• _Given instruction_: Please write the listing below out again exactly, leaving every picture behind.

• _Data entries_:
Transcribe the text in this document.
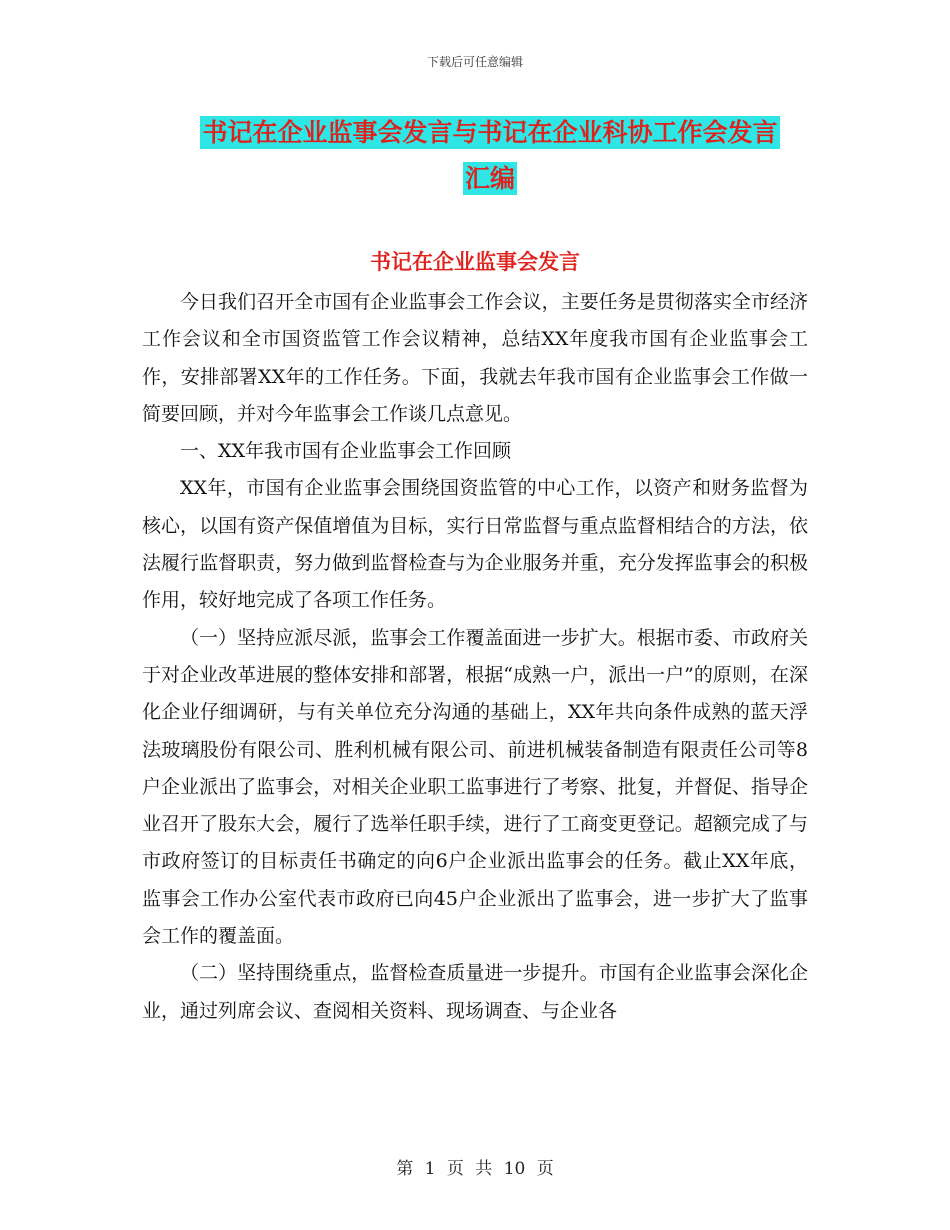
下载后可任意编辑
书记在企业监事会发言与书记在企业科协工作会发言
汇编
书记在企业监事会发言

今日我们召开全市国有企业监事会工作会议，主要任务是贯彻落实全市经济工作会议和全市国资监管工作会议精神，总结XX年度我市国有企业监事会工作，安排部署XX年的工作任务。下面，我就去年我市国有企业监事会工作做一简要回顾，并对今年监事会工作谈几点意见。

一、XX年我市国有企业监事会工作回顾

XX年，市国有企业监事会围绕国资监管的中心工作，以资产和财务监督为核心，以国有资产保值增值为目标，实行日常监督与重点监督相结合的方法，依法履行监督职责，努力做到监督检查与为企业服务并重，充分发挥监事会的积极作用，较好地完成了各项工作任务。

（一）坚持应派尽派，监事会工作覆盖面进一步扩大。根据市委、市政府关于对企业改革进展的整体安排和部署，根据“成熟一户，派出一户”的原则，在深化企业仔细调研，与有关单位充分沟通的基础上，XX年共向条件成熟的蓝天浮法玻璃股份有限公司、胜利机械有限公司、前进机械装备制造有限责任公司等8户企业派出了监事会，对相关企业职工监事进行了考察、批复，并督促、指导企业召开了股东大会，履行了选举任职手续，进行了工商变更登记。超额完成了与市政府签订的目标责任书确定的向6户企业派出监事会的任务。截止XX年底，监事会工作办公室代表市政府已向45户企业派出了监事会，进一步扩大了监事会工作的覆盖面。

（二）坚持围绕重点，监督检查质量进一步提升。市国有企业监事会深化企业，通过列席会议、查阅相关资料、现场调查、与企业各

第 1 页 共 10 页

• _Expected answer_:
Transcribe the text in this document.
下载后可任意编辑
书记在企业监事会发言与书记在企业科协工作会发言
汇编
书记在企业监事会发言

今日我们召开全市国有企业监事会工作会议，主要任务是贯彻落实全市经济工作会议和全市国资监管工作会议精神，总结XX年度我市国有企业监事会工作，安排部署XX年的工作任务。下面，我就去年我市国有企业监事会工作做一简要回顾，并对今年监事会工作谈几点意见。

一、XX年我市国有企业监事会工作回顾

XX年，市国有企业监事会围绕国资监管的中心工作，以资产和财务监督为核心，以国有资产保值增值为目标，实行日常监督与重点监督相结合的方法，依法履行监督职责，努力做到监督检查与为企业服务并重，充分发挥监事会的积极作用，较好地完成了各项工作任务。

（一）坚持应派尽派，监事会工作覆盖面进一步扩大。根据市委、市政府关于对企业改革进展的整体安排和部署，根据“成熟一户，派出一户”的原则，在深化企业仔细调研，与有关单位充分沟通的基础上，XX年共向条件成熟的蓝天浮法玻璃股份有限公司、胜利机械有限公司、前进机械装备制造有限责任公司等8户企业派出了监事会，对相关企业职工监事进行了考察、批复，并督促、指导企业召开了股东大会，履行了选举任职手续，进行了工商变更登记。超额完成了与市政府签订的目标责任书确定的向6户企业派出监事会的任务。截止XX年底，监事会工作办公室代表市政府已向45户企业派出了监事会，进一步扩大了监事会工作的覆盖面。

（二）坚持围绕重点，监督检查质量进一步提升。市国有企业监事会深化企业，通过列席会议、查阅相关资料、现场调查、与企业各

第 1 页 共 10 页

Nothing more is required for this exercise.